● REQUIREMENT
In the listing below, locate the lines that hold "static" and copy them.

─── DATA IN THIS EXERCISE

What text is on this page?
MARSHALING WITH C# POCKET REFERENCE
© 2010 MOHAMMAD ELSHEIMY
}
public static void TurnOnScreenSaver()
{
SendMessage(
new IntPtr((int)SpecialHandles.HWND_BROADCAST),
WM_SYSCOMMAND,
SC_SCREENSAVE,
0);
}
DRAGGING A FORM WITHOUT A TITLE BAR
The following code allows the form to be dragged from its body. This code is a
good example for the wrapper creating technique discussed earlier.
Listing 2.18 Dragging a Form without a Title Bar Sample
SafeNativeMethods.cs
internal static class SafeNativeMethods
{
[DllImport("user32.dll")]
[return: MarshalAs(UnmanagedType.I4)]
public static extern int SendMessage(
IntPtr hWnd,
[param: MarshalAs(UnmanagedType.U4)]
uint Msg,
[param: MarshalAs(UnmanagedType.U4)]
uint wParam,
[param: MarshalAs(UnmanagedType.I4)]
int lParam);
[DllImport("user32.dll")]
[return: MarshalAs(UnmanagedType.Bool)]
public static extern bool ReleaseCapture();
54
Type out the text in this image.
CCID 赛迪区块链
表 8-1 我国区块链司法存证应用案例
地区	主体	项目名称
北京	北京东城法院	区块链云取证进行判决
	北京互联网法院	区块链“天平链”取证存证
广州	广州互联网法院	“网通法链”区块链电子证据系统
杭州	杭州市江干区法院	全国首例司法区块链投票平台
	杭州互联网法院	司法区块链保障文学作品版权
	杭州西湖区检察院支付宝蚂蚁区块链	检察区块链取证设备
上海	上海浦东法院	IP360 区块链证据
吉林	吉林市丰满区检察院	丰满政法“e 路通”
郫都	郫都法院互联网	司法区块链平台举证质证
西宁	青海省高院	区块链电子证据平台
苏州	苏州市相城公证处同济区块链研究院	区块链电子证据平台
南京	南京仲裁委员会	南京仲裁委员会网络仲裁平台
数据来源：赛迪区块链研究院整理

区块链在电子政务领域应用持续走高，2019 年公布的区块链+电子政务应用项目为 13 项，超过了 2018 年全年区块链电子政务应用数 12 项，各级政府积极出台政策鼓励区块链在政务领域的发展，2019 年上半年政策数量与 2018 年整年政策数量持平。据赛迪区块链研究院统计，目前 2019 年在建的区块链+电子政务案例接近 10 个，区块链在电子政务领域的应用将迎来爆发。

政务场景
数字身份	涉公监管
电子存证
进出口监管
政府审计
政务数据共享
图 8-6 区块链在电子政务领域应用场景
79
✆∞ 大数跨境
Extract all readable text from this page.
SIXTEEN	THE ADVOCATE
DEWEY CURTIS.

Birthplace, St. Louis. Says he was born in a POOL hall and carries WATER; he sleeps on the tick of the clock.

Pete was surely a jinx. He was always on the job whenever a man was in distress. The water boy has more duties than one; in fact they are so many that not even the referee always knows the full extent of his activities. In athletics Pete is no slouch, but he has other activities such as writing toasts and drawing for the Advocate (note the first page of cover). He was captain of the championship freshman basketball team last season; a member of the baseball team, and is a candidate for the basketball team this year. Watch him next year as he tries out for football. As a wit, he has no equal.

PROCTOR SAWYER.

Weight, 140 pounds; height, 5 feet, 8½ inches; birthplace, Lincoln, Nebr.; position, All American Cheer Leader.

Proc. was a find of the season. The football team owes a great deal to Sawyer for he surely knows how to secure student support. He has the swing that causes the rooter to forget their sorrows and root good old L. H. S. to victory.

──────

● EXPECTED ANSWER
public static void TurnOnScreenSaver()
internal static class SafeNativeMethods
public static extern int SendMessage(
public static extern bool ReleaseCapture();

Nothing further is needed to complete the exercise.